Document section:
──────
The controller can be a computer device having a processor connected to a non-transitory computer readable medium having code stored thereon that can be executed by the processor. The processor of the controller can also be communicatively connected to at least one transceiver for communications with the sensor(s) and other process control elements. A user device can also be communicatively connected to the controller to provide input to the controller or receive output from the controller. The user device may be, for example, a laptop computer, smart phone, tablet, or other computer device that an operator may utilize to visually see a graphical user interface to monitor data collected by the controller and to adjust setpoints or other control parameters the controller may utilize. The user may utilize at least one input device and/or at least one output device of the user device (e.g. a pointer device, a keyboard, a touch screen, a printer, etc.) to facilitate communication of input to the controller or receipt of data from the controller for being displayed or otherwise output to the user via the user's device.

In a third step S3, at least one pre-selected combustion parameter can be detected as exceeding a pre-selected threshold. Such a parameter can be associated with a poor quality solid fuel material for detection of combustion of high moisture content and/or poor quality solid fuel material. Such a parameter can also, or alternatively, be associated with another problem that may be detrimental to stable combustion of the solid fuel material on the grate 7. In response to detection of such a condition, oxidant can be injected into an intermediate zone(s) of the combustion chamber via at least one oxidant injector OI that is under the grate 7 and also adjacent to and below at least one burner B (e.g. coincident with the burner B and below it, upstream of the burner B and below it, and/or downstream of the burner B and below it). The oxidant that is injected can be a second oxidant that has a higher oxygen content as compared to a first oxidant fed to the combustion chamber via the oxidant outlets 30 of the oxidant distribution system 3 as noted above.
──────
Data block:
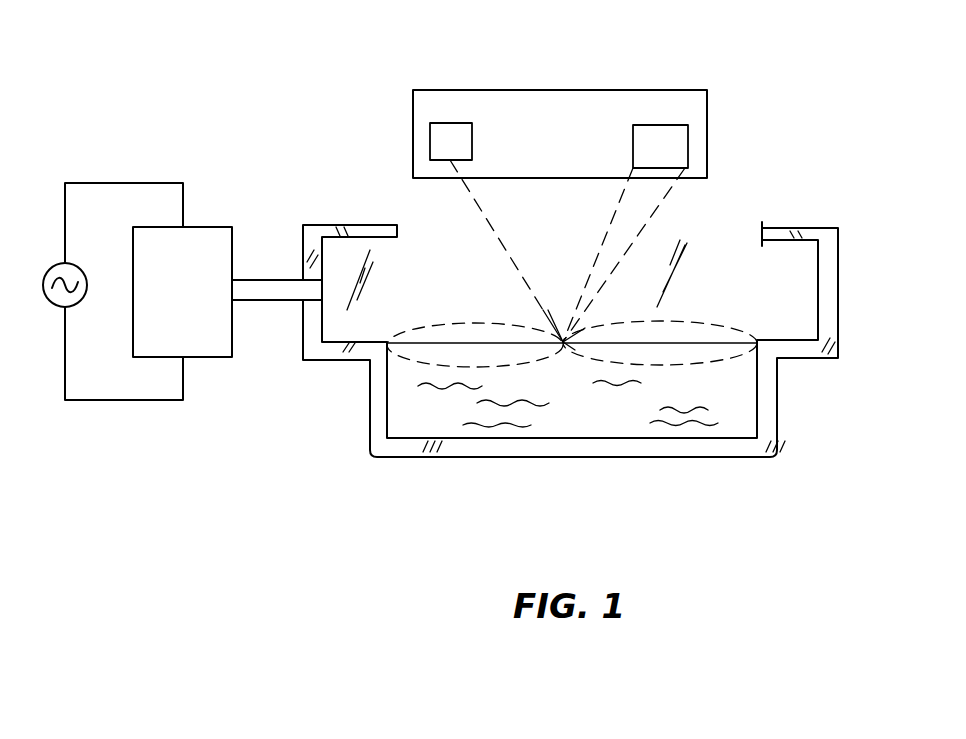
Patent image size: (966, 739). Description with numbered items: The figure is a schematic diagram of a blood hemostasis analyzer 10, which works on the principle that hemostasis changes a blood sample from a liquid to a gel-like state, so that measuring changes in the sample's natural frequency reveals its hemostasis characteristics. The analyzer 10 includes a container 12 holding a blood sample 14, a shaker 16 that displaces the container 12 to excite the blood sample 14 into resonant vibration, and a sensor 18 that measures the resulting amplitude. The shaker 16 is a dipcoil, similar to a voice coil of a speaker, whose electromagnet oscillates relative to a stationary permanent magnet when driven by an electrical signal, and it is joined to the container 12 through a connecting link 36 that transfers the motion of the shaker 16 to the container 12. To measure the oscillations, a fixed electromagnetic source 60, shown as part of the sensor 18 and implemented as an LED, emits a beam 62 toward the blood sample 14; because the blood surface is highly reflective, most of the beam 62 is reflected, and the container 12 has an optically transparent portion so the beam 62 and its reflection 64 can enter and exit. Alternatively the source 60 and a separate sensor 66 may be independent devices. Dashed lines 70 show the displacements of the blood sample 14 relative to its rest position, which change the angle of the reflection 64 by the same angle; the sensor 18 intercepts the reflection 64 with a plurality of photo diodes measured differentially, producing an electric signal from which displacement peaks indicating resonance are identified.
──────
Stated goal:
List every example the combustion controller text gives of an input or output device on the user device.

Result for this task:
a pointer device, a keyboard, a touch screen, a printer